** BEGIN Material for this exercise **

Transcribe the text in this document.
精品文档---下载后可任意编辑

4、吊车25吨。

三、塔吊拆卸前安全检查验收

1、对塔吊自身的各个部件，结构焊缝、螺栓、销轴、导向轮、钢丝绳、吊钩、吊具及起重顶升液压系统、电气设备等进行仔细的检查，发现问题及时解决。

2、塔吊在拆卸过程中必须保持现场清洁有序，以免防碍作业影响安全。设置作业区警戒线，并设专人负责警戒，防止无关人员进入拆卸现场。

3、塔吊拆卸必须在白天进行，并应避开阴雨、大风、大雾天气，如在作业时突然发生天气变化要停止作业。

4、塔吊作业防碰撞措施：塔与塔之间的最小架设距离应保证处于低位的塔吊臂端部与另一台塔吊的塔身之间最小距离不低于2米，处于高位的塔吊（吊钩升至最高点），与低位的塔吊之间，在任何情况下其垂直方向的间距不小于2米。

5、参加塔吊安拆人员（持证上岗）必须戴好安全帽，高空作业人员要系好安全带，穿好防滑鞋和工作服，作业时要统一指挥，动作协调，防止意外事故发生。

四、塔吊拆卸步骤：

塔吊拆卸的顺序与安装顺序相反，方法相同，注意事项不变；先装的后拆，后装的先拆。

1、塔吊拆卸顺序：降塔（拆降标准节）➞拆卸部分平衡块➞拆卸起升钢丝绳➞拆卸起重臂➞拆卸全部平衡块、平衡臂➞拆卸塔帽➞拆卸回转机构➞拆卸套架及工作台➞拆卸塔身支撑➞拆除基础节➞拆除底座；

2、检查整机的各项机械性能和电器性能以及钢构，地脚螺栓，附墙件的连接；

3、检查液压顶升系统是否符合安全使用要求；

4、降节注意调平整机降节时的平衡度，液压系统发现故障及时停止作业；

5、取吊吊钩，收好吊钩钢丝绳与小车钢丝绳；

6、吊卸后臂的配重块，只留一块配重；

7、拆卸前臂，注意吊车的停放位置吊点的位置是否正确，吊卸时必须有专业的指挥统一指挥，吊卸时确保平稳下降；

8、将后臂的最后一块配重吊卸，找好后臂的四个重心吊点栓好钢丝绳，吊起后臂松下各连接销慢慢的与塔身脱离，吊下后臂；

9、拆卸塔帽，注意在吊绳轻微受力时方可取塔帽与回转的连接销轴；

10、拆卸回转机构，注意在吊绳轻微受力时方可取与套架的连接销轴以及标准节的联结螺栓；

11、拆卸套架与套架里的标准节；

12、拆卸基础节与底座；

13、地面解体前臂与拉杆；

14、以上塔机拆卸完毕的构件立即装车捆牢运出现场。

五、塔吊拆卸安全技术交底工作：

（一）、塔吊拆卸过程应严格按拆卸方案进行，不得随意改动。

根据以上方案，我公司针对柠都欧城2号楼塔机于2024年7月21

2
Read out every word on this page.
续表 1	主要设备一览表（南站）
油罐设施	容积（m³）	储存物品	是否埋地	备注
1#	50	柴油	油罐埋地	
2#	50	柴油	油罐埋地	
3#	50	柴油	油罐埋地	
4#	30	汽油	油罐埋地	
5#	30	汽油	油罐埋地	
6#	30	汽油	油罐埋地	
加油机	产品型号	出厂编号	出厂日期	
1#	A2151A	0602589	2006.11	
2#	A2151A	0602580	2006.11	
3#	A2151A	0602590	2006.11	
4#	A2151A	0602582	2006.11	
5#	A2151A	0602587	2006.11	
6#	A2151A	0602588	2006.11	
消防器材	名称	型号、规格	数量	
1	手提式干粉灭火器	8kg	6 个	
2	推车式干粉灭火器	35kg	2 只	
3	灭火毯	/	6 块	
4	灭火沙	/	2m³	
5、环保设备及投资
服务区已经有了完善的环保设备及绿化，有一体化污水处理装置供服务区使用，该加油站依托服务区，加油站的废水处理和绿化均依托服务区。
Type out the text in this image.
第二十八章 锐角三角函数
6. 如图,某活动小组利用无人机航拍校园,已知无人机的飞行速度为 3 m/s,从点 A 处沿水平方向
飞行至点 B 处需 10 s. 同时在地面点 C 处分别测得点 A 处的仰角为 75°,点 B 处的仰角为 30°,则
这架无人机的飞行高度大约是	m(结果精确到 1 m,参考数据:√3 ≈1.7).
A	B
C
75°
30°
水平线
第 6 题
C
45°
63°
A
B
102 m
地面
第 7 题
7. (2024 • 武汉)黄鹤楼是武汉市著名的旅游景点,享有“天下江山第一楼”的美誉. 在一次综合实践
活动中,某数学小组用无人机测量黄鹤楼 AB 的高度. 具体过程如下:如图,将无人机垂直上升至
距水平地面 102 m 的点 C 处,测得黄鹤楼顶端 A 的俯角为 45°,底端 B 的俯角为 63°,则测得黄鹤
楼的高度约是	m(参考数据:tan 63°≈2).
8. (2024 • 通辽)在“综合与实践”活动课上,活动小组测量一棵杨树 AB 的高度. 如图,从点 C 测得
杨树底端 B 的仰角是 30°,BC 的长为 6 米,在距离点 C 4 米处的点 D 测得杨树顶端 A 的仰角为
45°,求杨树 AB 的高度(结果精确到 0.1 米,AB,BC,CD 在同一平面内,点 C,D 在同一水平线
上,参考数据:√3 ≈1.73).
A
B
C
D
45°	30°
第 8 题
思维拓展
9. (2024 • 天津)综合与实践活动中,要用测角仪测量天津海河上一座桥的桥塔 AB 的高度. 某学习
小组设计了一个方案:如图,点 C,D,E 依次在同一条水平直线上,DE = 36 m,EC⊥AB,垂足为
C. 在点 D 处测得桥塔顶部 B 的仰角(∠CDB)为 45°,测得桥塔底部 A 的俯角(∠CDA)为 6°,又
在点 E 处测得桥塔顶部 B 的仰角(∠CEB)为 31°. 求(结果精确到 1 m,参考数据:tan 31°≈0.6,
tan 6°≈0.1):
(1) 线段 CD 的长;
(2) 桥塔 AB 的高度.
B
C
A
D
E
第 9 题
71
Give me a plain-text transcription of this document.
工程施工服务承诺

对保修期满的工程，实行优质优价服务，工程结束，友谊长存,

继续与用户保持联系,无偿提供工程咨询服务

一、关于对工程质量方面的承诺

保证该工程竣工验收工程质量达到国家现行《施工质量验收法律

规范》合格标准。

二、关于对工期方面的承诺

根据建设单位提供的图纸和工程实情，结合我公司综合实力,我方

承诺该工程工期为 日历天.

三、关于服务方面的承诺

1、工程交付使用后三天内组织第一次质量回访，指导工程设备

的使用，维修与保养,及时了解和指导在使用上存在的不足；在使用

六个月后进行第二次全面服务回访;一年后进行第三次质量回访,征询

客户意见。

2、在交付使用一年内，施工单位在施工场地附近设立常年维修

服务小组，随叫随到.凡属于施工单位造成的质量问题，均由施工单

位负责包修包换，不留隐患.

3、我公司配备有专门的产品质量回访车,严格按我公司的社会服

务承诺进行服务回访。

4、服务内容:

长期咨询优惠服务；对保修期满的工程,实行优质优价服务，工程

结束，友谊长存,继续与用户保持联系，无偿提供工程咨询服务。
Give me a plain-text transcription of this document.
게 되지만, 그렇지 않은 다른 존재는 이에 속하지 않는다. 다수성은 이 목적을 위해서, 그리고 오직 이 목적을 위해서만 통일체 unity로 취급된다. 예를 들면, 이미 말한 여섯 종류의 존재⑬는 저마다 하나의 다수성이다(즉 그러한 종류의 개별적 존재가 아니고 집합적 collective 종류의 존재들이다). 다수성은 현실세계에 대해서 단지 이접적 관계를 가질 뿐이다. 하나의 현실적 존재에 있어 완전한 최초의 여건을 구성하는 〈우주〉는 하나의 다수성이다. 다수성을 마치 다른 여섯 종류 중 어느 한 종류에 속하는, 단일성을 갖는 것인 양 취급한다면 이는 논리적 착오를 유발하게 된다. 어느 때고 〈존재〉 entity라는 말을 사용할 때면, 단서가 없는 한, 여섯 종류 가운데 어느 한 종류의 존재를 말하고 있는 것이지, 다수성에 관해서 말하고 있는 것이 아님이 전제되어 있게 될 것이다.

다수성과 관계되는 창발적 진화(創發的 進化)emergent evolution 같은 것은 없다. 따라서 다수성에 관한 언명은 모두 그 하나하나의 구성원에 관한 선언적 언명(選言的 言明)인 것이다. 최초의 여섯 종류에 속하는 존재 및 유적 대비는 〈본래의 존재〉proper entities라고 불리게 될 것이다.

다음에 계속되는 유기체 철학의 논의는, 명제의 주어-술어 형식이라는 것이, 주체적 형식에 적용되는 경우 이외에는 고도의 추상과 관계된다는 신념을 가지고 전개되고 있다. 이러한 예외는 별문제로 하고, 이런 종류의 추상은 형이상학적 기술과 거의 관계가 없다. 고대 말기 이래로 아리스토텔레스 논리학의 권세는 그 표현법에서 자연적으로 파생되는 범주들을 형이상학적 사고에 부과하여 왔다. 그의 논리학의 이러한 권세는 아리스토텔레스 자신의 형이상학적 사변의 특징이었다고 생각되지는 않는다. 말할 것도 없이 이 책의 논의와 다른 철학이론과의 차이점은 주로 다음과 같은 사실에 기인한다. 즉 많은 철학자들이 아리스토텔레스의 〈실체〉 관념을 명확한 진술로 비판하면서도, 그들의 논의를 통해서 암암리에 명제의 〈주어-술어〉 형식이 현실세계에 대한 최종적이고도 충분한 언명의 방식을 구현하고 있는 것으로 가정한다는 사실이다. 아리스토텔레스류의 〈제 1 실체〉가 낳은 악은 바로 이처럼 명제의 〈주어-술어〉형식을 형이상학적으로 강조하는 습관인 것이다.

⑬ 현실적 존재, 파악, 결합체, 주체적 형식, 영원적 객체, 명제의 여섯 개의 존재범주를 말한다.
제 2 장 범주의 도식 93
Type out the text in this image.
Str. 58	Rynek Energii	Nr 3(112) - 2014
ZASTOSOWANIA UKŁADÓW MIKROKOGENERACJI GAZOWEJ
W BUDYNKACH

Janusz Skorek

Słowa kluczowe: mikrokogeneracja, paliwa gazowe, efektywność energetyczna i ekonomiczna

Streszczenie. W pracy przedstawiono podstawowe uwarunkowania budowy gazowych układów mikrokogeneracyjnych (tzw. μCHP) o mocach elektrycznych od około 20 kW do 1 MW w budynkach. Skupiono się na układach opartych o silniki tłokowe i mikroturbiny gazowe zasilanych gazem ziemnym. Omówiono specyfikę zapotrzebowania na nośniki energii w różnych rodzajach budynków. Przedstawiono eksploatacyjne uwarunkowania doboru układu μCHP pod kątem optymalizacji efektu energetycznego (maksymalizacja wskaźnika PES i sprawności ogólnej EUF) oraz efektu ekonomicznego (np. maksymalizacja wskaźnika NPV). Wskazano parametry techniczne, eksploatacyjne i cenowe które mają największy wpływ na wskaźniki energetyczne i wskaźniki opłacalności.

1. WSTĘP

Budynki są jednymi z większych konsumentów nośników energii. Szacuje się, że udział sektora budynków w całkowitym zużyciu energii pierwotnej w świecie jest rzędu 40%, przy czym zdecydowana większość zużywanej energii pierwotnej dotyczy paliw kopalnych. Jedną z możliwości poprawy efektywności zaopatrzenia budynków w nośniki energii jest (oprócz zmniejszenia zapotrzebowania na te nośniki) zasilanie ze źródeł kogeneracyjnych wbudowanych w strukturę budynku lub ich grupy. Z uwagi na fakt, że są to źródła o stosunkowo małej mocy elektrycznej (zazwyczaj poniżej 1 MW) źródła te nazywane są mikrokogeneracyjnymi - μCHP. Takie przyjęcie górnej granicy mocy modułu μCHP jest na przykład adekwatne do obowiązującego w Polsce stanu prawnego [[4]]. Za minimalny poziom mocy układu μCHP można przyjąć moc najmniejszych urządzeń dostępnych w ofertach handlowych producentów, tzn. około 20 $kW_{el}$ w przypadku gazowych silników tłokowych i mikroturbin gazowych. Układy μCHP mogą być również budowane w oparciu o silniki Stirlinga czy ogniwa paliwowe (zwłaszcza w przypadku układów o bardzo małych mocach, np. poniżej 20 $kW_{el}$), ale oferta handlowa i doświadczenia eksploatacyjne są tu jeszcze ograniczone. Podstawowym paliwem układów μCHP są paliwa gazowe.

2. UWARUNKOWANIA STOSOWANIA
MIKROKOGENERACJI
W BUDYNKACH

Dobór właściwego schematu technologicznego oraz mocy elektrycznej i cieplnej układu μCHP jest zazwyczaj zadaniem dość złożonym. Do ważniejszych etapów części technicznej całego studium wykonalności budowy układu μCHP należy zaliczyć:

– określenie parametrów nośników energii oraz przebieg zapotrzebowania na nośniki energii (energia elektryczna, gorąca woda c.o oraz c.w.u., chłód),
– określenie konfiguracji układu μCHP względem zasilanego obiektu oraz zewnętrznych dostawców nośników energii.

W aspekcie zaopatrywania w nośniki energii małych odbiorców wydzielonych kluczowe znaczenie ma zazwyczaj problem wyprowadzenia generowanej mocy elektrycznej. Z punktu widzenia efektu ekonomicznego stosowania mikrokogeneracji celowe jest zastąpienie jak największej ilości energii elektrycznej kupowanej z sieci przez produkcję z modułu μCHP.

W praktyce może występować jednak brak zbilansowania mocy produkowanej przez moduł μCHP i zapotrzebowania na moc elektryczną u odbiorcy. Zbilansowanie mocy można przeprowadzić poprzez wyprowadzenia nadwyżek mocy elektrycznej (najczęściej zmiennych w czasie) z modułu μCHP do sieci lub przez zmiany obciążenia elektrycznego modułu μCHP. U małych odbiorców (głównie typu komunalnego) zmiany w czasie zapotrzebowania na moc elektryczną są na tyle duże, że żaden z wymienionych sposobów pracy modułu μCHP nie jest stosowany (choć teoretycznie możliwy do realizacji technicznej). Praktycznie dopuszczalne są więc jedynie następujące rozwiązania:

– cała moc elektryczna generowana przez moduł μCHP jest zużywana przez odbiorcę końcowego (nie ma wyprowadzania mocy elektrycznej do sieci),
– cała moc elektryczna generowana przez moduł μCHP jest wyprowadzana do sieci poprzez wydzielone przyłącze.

** END Material for this exercise **

Work to do
Filter the records down to the lines that contain the string "kluczowe", and copy those lines.

Task output
Słowa kluczowe: mikrokogeneracja, paliwa gazowe, efektywność energetyczna i ekonomiczna
W aspekcie zaopatrywania w nośniki energii małych odbiorców wydzielonych kluczowe znaczenie ma zazwyczaj problem wyprowadzenia generowanej mocy elektrycznej. Z punktu widzenia efektu ekonomicznego stosowania mikrokogeneracji celowe jest zastąpienie jak największej ilości energii elektrycznej kupowanej z sieci przez produkcję z modułu μCHP.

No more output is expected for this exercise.